**STATED GOAL**: Below are the records; copy each line in them that holds the word "with".
[start]
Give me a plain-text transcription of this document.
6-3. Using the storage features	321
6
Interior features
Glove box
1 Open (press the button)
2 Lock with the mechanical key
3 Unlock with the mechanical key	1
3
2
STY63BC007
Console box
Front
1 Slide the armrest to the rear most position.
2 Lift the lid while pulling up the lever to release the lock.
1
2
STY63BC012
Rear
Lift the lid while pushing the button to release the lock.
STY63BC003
[end]
**CORRECT ANSWER**:
2 Lock with the mechanical key
3 Unlock with the mechanical key	1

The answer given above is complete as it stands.